Retype all of the material below word for word, omitting the pictures.
================================
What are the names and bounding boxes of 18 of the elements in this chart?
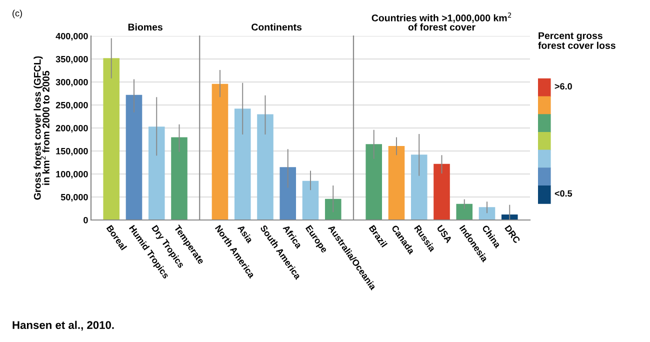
chart-title: Countries with >1,000,000 km$^{2}$ of forest cover xyxy=(372,12,512,31)
y-tick-label: 250,000 xyxy=(56,102,88,110)
category-label: >6.0 xyxy=(554,83,572,90)
text: (c) xyxy=(12,10,22,18)
text: Hansen et al., 2010. xyxy=(12,320,114,331)
y-tick-label: 50,000 xyxy=(60,194,88,202)
y-tick-label: 200,000 xyxy=(56,124,88,133)
text: Percent gross forest cover loss xyxy=(538,32,616,49)
chart-title: Continents xyxy=(252,23,302,31)
y-tick-label: 0 xyxy=(84,216,88,224)
y-tick-label: 150,000 xyxy=(56,148,88,156)
category-label: <0.5 xyxy=(554,190,572,197)
chart-title: Biomes xyxy=(128,23,162,31)
y-tick-label: 400,000 xyxy=(56,32,88,41)
y-tick-label: 300,000 xyxy=(56,78,88,87)
y-tick-label: 100,000 xyxy=(56,170,88,179)
y-tick-label: 350,000 xyxy=(56,56,88,64)
y-axis-title: Gross forest cover loss (GFCL) in km$^{2}$ from 2000 to 2005 xyxy=(34,56,50,200)
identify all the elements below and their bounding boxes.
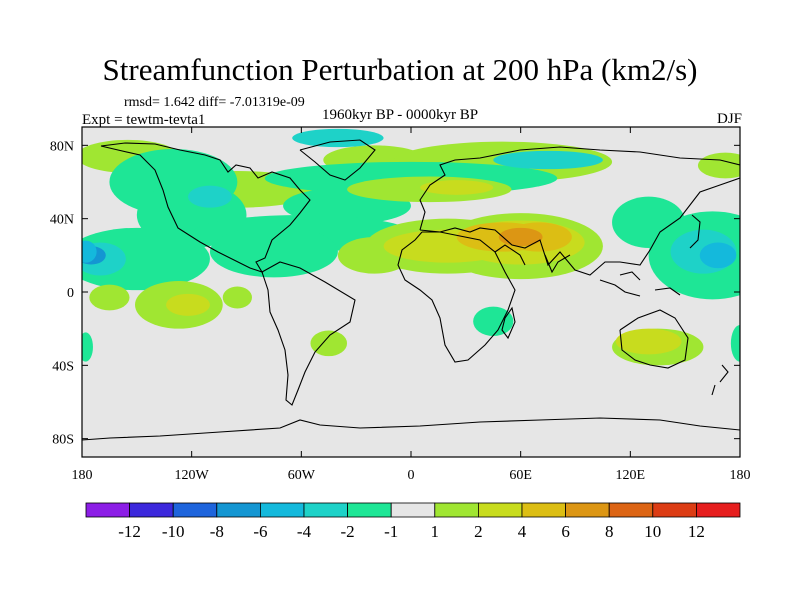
colorbar-label-9: 4: [518, 522, 527, 541]
chart-title: Streamfunction Perturbation at 200 hPa (…: [102, 52, 698, 87]
colorbar-label-2: -8: [210, 522, 224, 541]
x-tick-label-1: 120W: [175, 468, 210, 483]
field-region-10: [82, 227, 210, 291]
field-region-11: [209, 226, 338, 278]
field-region-41: [82, 240, 97, 263]
colorbar-label-8: 2: [474, 522, 483, 541]
colorbar-box-10: [521, 502, 566, 518]
x-tick-label-2: 60W: [288, 468, 316, 483]
x-axis: 180 120W 60W 0 60E 120E 180: [72, 127, 751, 483]
x-tick-label-5: 120E: [616, 468, 646, 483]
colorbar: -12 -10 -8 -6 -4 -2 -1 1 2 4 6 8 10 12: [85, 502, 741, 541]
colorbar-label-6: -1: [384, 522, 398, 541]
y-axis: 80N 40N 0 40S 80S: [50, 139, 740, 448]
season-label: DJF: [716, 111, 742, 127]
x-tick-label-4: 60E: [509, 468, 532, 483]
colorbar-box-12: [608, 502, 654, 518]
colorbar-label-3: -6: [253, 522, 267, 541]
coast-japan: [689, 214, 701, 249]
experiment-label: Expt = tewtm-tevta1: [82, 112, 206, 128]
field-region-34: [615, 328, 682, 355]
x-tick-label-3: 0: [408, 468, 415, 483]
y-tick-label-2: 0: [67, 286, 74, 301]
field-region-21: [166, 293, 210, 316]
field-region-35: [82, 332, 93, 362]
colorbar-label-4: -4: [297, 522, 312, 541]
coast-antarctica: [82, 417, 740, 441]
colorbar-box-7: [390, 502, 436, 518]
colorbar-label-7: 1: [431, 522, 440, 541]
field-region-18: [420, 180, 494, 195]
coastlines: [82, 139, 740, 441]
coast-new-zealand: [711, 364, 729, 396]
colorbar-box-5: [303, 502, 348, 518]
colorbar-label-1: -10: [162, 522, 185, 541]
coast-north-america: [100, 142, 311, 273]
x-tick-label-6: 180: [730, 468, 751, 483]
colorbar-box-11: [565, 502, 610, 518]
field-region-4: [697, 152, 740, 179]
field-region-40: [699, 242, 737, 269]
colorbar-box-1: [129, 502, 174, 518]
field-region-14: [493, 150, 603, 170]
period-label: 1960kyr BP - 0000kyr BP: [322, 107, 479, 123]
y-tick-label-4: 80S: [52, 433, 74, 448]
field-region-36: [730, 325, 740, 362]
colorbar-box-8: [434, 502, 479, 518]
colorbar-label-10: 6: [561, 522, 570, 541]
coast-south-america: [261, 261, 356, 406]
colorbar-box-9: [477, 502, 523, 518]
field-region-12: [188, 185, 232, 208]
coast-eurasia: [419, 146, 740, 276]
coast-madagascar: [501, 306, 516, 340]
colorbar-label-0: -12: [118, 522, 141, 541]
colorbar-label-13: 12: [688, 522, 705, 541]
field-region-22: [222, 286, 252, 309]
y-tick-label-1: 40N: [50, 213, 74, 228]
field-layer: [82, 128, 740, 366]
stats-label: rmsd= 1.642 diff= -7.01319e-09: [124, 95, 305, 110]
colorbar-box-13: [652, 502, 697, 518]
field-region-23: [310, 330, 348, 357]
x-tick-label-0: 180: [72, 468, 93, 483]
coast-africa: [397, 231, 516, 363]
coast-australia: [619, 309, 689, 369]
coast-greenland: [299, 139, 376, 181]
y-tick-label-3: 40S: [52, 359, 74, 374]
colorbar-box-4: [259, 502, 305, 518]
colorbar-box-14: [696, 502, 741, 518]
y-tick-label-0: 80N: [50, 139, 74, 154]
field-region-32: [473, 306, 514, 337]
colorbar-box-6: [347, 502, 392, 518]
colorbar-box-2: [172, 502, 218, 518]
colorbar-label-12: 10: [644, 522, 661, 541]
field-region-31: [498, 227, 543, 247]
colorbar-label-5: -2: [341, 522, 355, 541]
coast-indonesia: [599, 271, 681, 297]
field-region-19: [89, 284, 130, 311]
colorbar-label-11: 8: [605, 522, 614, 541]
coast-arabia-india: [494, 244, 571, 274]
colorbar-box-3: [216, 502, 261, 518]
field-region-13: [292, 128, 384, 148]
colorbar-box-0: [85, 502, 130, 518]
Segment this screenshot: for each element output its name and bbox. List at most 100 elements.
================================
Task output.
What are the names and bounding boxes of 18 of the elements in this chart?
chart-title: Countries with >1,000,000 km$^{2}$ of forest cover xyxy=(372,12,512,31)
y-tick-label: 250,000 xyxy=(56,102,88,110)
category-label: >6.0 xyxy=(554,83,572,90)
text: (c) xyxy=(12,10,22,18)
text: Hansen et al., 2010. xyxy=(12,320,114,331)
y-tick-label: 50,000 xyxy=(60,194,88,202)
y-tick-label: 200,000 xyxy=(56,124,88,133)
text: Percent gross forest cover loss xyxy=(538,32,616,49)
chart-title: Continents xyxy=(252,23,302,31)
y-tick-label: 0 xyxy=(84,216,88,224)
y-tick-label: 150,000 xyxy=(56,148,88,156)
category-label: <0.5 xyxy=(554,190,572,197)
chart-title: Biomes xyxy=(128,23,162,31)
y-tick-label: 400,000 xyxy=(56,32,88,41)
y-tick-label: 300,000 xyxy=(56,78,88,87)
y-tick-label: 100,000 xyxy=(56,170,88,179)
y-tick-label: 350,000 xyxy=(56,56,88,64)
y-axis-title: Gross forest cover loss (GFCL) in km$^{2}$ from 2000 to 2005 xyxy=(34,56,50,200)
identify all the elements below and their bounding boxes.
colorbar-label-9: 4: [518, 522, 527, 541]
chart-title: Streamfunction Perturbation at 200 hPa (…: [102, 52, 698, 87]
colorbar-label-2: -8: [210, 522, 224, 541]
x-tick-label-1: 120W: [175, 468, 210, 483]
field-region-10: [82, 227, 210, 291]
field-region-11: [209, 226, 338, 278]
field-region-41: [82, 240, 97, 263]
colorbar-label-8: 2: [474, 522, 483, 541]
colorbar-box-10: [521, 502, 566, 518]
x-tick-label-2: 60W: [288, 468, 316, 483]
x-axis: 180 120W 60W 0 60E 120E 180: [72, 127, 751, 483]
x-tick-label-5: 120E: [616, 468, 646, 483]
colorbar: -12 -10 -8 -6 -4 -2 -1 1 2 4 6 8 10 12: [85, 502, 741, 541]
colorbar-label-6: -1: [384, 522, 398, 541]
y-axis: 80N 40N 0 40S 80S: [50, 139, 740, 448]
season-label: DJF: [716, 111, 742, 127]
x-tick-label-4: 60E: [509, 468, 532, 483]
colorbar-box-12: [608, 502, 654, 518]
colorbar-label-3: -6: [253, 522, 267, 541]
coast-japan: [689, 214, 701, 249]
experiment-label: Expt = tewtm-tevta1: [82, 112, 206, 128]
field-region-34: [615, 328, 682, 355]
x-tick-label-3: 0: [408, 468, 415, 483]
y-tick-label-2: 0: [67, 286, 74, 301]
field-region-21: [166, 293, 210, 316]
field-region-35: [82, 332, 93, 362]
colorbar-label-4: -4: [297, 522, 312, 541]
coast-antarctica: [82, 417, 740, 441]
colorbar-box-7: [390, 502, 436, 518]
colorbar-label-7: 1: [431, 522, 440, 541]
field-region-18: [420, 180, 494, 195]
coastlines: [82, 139, 740, 441]
coast-new-zealand: [711, 364, 729, 396]
colorbar-box-5: [303, 502, 348, 518]
colorbar-label-1: -10: [162, 522, 185, 541]
coast-north-america: [100, 142, 311, 273]
x-tick-label-6: 180: [730, 468, 751, 483]
colorbar-box-11: [565, 502, 610, 518]
field-region-4: [697, 152, 740, 179]
field-region-40: [699, 242, 737, 269]
colorbar-box-1: [129, 502, 174, 518]
field-region-14: [493, 150, 603, 170]
period-label: 1960kyr BP - 0000kyr BP: [322, 107, 479, 123]
y-tick-label-4: 80S: [52, 433, 74, 448]
field-region-36: [730, 325, 740, 362]
colorbar-box-8: [434, 502, 479, 518]
colorbar-label-10: 6: [561, 522, 570, 541]
coast-south-america: [261, 261, 356, 406]
colorbar-box-9: [477, 502, 523, 518]
field-region-12: [188, 185, 232, 208]
coast-eurasia: [419, 146, 740, 276]
coast-madagascar: [501, 306, 516, 340]
colorbar-label-0: -12: [118, 522, 141, 541]
colorbar-label-13: 12: [688, 522, 705, 541]
field-region-22: [222, 286, 252, 309]
y-tick-label-1: 40N: [50, 213, 74, 228]
field-layer: [82, 128, 740, 366]
stats-label: rmsd= 1.642 diff= -7.01319e-09: [124, 95, 305, 110]
colorbar-box-13: [652, 502, 697, 518]
field-region-23: [310, 330, 348, 357]
x-tick-label-0: 180: [72, 468, 93, 483]
coast-africa: [397, 231, 516, 363]
coast-australia: [619, 309, 689, 369]
coast-greenland: [299, 139, 376, 181]
y-tick-label-3: 40S: [52, 359, 74, 374]
colorbar-box-4: [259, 502, 305, 518]
colorbar-box-14: [696, 502, 741, 518]
y-tick-label-0: 80N: [50, 139, 74, 154]
field-region-32: [473, 306, 514, 337]
colorbar-box-6: [347, 502, 392, 518]
colorbar-box-2: [172, 502, 218, 518]
colorbar-label-12: 10: [644, 522, 661, 541]
field-region-31: [498, 227, 543, 247]
colorbar-label-5: -2: [341, 522, 355, 541]
coast-indonesia: [599, 271, 681, 297]
field-region-19: [89, 284, 130, 311]
colorbar-label-11: 8: [605, 522, 614, 541]
coast-arabia-india: [494, 244, 571, 274]
colorbar-box-3: [216, 502, 261, 518]
field-region-13: [292, 128, 384, 148]
colorbar-box-0: [85, 502, 130, 518]
Segment this screenshot: for each element output its name and bbox. List at most 100 elements.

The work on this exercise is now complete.